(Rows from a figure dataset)
-- BEGIN --
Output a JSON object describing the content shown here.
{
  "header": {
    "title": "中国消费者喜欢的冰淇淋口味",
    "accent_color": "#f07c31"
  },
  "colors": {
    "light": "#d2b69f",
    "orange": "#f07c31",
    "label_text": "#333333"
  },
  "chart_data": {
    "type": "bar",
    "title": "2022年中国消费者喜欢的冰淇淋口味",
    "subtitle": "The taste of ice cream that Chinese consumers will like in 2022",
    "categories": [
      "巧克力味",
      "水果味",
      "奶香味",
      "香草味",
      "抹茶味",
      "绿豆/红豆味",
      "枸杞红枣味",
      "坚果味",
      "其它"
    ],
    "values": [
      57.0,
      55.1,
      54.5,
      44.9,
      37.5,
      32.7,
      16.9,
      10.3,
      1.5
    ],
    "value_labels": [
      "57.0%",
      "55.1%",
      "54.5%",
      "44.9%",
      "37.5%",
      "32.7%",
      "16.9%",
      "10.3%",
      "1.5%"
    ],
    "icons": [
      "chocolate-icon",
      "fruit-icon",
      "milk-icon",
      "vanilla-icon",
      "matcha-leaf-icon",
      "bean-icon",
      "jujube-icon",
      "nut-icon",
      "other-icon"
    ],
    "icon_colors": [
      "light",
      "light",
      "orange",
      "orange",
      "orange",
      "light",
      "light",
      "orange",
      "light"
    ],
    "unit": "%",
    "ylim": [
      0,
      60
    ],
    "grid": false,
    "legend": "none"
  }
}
-- END --
-- BEGIN --
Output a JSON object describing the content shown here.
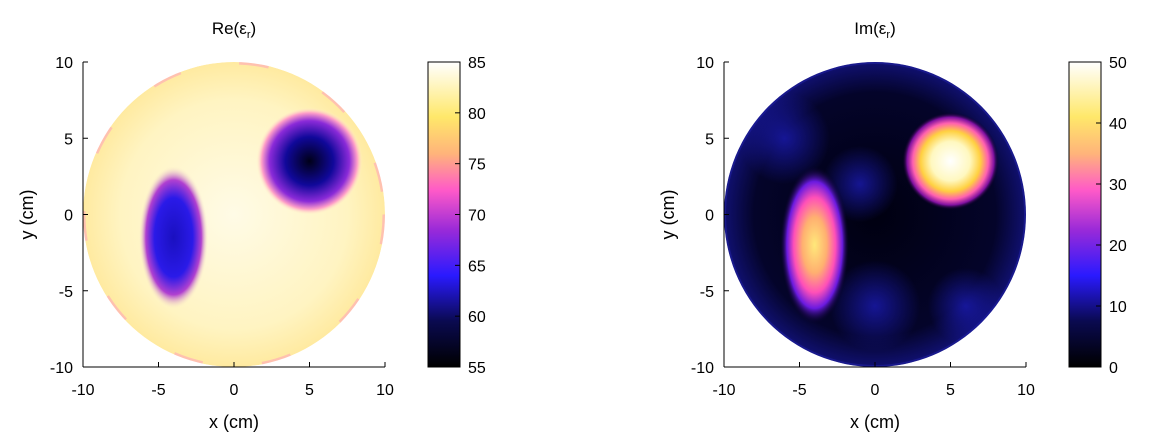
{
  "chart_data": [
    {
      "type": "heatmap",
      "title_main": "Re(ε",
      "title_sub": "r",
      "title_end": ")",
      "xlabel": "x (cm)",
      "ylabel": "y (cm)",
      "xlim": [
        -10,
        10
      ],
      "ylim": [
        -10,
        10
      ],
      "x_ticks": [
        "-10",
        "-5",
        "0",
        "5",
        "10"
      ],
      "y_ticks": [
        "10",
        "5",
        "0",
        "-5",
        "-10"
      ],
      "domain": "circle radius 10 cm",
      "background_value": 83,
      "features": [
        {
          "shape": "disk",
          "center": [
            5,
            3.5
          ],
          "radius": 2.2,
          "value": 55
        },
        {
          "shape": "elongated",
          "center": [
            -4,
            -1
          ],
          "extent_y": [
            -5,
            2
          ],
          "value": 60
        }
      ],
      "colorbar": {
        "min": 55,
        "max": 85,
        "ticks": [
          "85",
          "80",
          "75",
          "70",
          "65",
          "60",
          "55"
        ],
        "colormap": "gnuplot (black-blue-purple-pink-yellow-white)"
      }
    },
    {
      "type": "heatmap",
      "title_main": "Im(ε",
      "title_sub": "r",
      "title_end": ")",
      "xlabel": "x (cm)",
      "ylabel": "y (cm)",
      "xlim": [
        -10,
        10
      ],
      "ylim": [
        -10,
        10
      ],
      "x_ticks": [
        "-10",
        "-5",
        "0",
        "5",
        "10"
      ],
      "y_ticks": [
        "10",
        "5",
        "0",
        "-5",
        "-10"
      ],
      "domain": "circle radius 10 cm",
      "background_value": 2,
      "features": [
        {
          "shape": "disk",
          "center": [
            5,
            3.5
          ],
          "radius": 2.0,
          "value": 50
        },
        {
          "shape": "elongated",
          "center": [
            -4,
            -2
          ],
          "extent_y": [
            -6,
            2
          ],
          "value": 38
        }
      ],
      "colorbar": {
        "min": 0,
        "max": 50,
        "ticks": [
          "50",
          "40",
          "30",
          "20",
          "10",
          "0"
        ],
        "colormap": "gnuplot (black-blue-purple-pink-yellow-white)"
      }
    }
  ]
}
-- END --
EXERCISE PROMPT –
Copy out the lines in which the string "radius" appears.

WRITTEN SOLUTION –
      "domain": "circle radius 10 cm",
          "radius": 2.2,
      "domain": "circle radius 10 cm",
          "radius": 2.0,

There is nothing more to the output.